### AVAILABLE DATA
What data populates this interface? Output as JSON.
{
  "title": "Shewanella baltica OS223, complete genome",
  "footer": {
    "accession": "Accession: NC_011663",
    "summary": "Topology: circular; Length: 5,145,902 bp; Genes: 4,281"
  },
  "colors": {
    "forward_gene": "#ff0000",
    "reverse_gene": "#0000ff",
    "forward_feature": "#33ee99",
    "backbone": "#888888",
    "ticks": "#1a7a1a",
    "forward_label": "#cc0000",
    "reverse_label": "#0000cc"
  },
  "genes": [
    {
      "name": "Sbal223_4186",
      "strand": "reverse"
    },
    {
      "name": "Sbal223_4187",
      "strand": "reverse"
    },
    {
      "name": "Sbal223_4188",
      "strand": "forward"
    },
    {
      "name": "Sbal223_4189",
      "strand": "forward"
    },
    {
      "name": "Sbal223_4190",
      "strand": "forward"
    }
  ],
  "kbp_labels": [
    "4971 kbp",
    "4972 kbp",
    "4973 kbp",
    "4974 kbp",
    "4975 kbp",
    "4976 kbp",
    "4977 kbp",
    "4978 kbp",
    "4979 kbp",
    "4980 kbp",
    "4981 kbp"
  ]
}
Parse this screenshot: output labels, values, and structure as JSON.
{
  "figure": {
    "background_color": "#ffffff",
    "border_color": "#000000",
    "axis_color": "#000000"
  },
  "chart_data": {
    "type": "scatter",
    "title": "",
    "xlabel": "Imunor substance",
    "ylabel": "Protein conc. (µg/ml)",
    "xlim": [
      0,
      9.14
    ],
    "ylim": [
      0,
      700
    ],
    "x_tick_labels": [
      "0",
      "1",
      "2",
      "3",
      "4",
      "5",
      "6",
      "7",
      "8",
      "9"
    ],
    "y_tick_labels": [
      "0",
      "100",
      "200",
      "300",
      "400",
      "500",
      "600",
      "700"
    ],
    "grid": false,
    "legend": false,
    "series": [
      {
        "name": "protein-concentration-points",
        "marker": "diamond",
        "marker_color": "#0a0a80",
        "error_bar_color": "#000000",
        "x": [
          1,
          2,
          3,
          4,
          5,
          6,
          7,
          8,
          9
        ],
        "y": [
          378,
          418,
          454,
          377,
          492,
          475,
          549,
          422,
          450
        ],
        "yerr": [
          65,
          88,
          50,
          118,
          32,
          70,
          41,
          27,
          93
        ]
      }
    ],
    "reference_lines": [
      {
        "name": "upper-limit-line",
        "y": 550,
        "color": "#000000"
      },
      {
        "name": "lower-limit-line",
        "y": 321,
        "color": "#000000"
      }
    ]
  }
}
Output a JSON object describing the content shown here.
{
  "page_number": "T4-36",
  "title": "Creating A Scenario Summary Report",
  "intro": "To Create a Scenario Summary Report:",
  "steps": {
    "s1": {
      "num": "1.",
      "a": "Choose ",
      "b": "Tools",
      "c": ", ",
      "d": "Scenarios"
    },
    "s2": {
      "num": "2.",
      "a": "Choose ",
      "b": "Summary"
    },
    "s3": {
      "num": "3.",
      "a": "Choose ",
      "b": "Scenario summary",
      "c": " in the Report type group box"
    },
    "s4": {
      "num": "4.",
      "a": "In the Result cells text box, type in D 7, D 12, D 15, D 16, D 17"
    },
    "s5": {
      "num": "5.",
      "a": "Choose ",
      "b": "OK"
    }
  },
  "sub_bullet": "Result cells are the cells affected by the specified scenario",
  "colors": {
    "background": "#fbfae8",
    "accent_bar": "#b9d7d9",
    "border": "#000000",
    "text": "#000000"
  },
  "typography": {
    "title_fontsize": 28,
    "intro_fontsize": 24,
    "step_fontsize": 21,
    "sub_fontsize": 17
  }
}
######
» ACTIVITY
Output, and output only, the lines from the one containing "Output a JSON" through the last line of the data above.

» REPLY TO THE TASK
Output a JSON object describing the content shown here.
{
  "page_number": "T4-36",
  "title": "Creating A Scenario Summary Report",
  "intro": "To Create a Scenario Summary Report:",
  "steps": {
    "s1": {
      "num": "1.",
      "a": "Choose ",
      "b": "Tools",
      "c": ", ",
      "d": "Scenarios"
    },
    "s2": {
      "num": "2.",
      "a": "Choose ",
      "b": "Summary"
    },
    "s3": {
      "num": "3.",
      "a": "Choose ",
      "b": "Scenario summary",
      "c": " in the Report type group box"
    },
    "s4": {
      "num": "4.",
      "a": "In the Result cells text box, type in D 7, D 12, D 15, D 16, D 17"
    },
    "s5": {
      "num": "5.",
      "a": "Choose ",
      "b": "OK"
    }
  },
  "sub_bullet": "Result cells are the cells affected by the specified scenario",
  "colors": {
    "background": "#fbfae8",
    "accent_bar": "#b9d7d9",
    "border": "#000000",
    "text": "#000000"
  },
  "typography": {
    "title_fontsize": 28,
    "intro_fontsize": 24,
    "step_fontsize": 21,
    "sub_fontsize": 17
  }
}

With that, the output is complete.